> Problem requirements
Give only the count of lines containing "safhası".

>> Begin Data for this exercise

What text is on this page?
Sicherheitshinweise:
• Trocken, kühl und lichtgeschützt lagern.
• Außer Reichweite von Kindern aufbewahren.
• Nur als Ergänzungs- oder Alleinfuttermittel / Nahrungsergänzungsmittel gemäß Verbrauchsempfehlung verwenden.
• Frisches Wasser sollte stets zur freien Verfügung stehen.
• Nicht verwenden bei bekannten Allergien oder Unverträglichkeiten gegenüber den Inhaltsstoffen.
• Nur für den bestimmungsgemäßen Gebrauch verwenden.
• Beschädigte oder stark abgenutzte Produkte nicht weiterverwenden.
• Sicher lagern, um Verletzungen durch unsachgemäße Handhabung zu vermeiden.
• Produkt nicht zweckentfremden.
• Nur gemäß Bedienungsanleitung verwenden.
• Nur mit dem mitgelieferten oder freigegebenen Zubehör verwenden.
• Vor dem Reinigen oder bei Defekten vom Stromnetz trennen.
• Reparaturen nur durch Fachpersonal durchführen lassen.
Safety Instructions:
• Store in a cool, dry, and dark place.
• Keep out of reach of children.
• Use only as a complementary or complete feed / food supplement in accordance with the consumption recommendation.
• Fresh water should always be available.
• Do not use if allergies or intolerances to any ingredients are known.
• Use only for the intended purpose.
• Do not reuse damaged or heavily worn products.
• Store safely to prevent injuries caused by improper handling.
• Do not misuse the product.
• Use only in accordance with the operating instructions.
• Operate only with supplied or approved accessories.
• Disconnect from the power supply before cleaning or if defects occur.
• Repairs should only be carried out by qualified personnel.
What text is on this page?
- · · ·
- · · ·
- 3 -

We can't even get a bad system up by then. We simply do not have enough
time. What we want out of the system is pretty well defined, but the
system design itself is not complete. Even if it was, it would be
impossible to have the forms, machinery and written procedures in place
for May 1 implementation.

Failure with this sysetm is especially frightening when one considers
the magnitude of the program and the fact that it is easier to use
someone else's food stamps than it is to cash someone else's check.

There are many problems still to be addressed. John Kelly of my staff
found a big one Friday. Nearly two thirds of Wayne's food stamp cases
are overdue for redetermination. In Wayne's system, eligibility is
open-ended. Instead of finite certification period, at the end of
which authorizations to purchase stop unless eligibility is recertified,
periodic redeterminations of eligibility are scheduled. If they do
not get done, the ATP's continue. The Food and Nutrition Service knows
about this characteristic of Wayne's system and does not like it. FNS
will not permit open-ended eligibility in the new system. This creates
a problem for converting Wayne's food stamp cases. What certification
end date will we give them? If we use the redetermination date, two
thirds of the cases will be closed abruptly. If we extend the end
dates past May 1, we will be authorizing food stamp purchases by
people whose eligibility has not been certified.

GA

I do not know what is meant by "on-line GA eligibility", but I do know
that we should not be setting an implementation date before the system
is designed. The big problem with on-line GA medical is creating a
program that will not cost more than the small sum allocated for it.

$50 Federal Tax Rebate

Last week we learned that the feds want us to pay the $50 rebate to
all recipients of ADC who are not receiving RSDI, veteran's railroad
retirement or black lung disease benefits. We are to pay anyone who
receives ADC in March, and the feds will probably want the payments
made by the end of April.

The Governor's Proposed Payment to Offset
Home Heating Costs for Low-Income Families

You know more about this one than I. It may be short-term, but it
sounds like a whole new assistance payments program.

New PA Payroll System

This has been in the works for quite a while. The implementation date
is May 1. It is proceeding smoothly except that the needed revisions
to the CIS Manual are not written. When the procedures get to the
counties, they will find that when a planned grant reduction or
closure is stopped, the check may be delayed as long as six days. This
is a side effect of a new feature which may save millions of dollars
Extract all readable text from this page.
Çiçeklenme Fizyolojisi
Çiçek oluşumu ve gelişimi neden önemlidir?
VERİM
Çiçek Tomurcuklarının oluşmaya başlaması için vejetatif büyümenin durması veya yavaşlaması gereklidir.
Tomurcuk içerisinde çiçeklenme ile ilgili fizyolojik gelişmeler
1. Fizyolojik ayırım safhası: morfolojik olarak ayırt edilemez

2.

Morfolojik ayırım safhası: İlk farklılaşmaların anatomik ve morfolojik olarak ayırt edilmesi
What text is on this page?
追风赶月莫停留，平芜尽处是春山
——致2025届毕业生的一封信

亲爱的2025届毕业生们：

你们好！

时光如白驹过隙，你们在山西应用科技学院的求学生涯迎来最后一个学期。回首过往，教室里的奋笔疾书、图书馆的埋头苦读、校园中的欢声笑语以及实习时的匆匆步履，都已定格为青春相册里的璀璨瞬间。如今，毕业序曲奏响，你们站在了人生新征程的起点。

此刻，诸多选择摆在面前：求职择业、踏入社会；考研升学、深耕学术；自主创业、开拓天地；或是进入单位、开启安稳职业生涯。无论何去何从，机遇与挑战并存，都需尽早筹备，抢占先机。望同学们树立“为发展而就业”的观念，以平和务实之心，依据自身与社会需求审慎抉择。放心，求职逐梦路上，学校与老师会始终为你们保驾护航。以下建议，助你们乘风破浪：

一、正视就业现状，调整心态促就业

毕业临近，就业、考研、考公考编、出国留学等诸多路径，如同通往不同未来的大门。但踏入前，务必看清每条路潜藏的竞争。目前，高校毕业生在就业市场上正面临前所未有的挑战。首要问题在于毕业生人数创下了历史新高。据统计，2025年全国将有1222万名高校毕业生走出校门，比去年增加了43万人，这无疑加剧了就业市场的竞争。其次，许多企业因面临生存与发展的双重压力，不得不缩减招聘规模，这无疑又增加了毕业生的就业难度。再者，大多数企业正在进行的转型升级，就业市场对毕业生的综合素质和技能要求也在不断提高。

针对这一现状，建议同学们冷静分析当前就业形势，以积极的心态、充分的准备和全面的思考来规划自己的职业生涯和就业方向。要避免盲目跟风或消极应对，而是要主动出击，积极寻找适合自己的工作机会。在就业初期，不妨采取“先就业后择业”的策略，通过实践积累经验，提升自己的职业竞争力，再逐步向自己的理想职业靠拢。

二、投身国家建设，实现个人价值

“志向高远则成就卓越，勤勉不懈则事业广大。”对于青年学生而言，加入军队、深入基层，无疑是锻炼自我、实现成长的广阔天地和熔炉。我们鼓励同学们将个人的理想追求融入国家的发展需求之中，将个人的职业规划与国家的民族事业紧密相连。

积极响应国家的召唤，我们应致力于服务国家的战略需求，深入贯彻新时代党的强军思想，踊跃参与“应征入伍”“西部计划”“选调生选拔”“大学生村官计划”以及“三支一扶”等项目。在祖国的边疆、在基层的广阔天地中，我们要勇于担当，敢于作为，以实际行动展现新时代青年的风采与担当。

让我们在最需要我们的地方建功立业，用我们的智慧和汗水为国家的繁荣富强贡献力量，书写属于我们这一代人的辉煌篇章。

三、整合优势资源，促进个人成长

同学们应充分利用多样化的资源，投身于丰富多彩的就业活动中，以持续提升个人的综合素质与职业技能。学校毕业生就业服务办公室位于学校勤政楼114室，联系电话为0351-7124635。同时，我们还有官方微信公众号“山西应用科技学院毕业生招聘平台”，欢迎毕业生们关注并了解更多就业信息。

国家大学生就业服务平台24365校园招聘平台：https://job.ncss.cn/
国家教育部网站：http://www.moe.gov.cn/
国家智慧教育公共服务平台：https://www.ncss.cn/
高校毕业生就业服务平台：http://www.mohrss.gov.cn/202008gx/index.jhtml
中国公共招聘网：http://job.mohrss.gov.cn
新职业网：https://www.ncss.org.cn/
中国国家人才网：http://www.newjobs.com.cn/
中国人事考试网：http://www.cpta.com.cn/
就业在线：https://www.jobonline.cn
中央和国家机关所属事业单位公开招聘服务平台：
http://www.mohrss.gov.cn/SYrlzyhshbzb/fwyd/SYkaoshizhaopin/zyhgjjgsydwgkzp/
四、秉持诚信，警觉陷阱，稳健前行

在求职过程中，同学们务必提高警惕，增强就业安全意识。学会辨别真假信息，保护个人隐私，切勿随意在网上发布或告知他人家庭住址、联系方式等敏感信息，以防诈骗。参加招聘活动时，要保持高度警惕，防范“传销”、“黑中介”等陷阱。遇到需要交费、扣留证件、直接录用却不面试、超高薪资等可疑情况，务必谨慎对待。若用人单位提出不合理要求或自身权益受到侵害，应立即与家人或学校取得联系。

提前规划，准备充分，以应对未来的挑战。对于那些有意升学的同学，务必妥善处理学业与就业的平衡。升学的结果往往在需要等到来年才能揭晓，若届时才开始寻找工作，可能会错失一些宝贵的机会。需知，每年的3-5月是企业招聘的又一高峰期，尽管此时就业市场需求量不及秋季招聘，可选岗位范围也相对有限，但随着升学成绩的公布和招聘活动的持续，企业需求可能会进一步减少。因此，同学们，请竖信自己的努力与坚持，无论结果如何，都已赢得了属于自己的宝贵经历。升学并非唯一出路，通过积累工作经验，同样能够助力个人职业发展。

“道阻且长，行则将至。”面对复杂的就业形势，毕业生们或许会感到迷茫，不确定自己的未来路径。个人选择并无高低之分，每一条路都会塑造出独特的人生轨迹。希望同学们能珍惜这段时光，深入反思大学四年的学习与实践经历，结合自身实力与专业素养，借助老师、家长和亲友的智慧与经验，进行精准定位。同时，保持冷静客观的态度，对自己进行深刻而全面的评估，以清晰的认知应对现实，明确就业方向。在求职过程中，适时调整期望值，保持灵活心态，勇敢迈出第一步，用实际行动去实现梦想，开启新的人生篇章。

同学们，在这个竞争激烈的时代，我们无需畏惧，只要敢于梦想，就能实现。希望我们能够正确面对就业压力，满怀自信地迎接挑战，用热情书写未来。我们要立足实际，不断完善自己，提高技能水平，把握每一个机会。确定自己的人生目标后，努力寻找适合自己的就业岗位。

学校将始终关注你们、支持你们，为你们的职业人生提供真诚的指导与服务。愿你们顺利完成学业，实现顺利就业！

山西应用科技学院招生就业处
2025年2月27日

>> End Data for this exercise

> Task response
2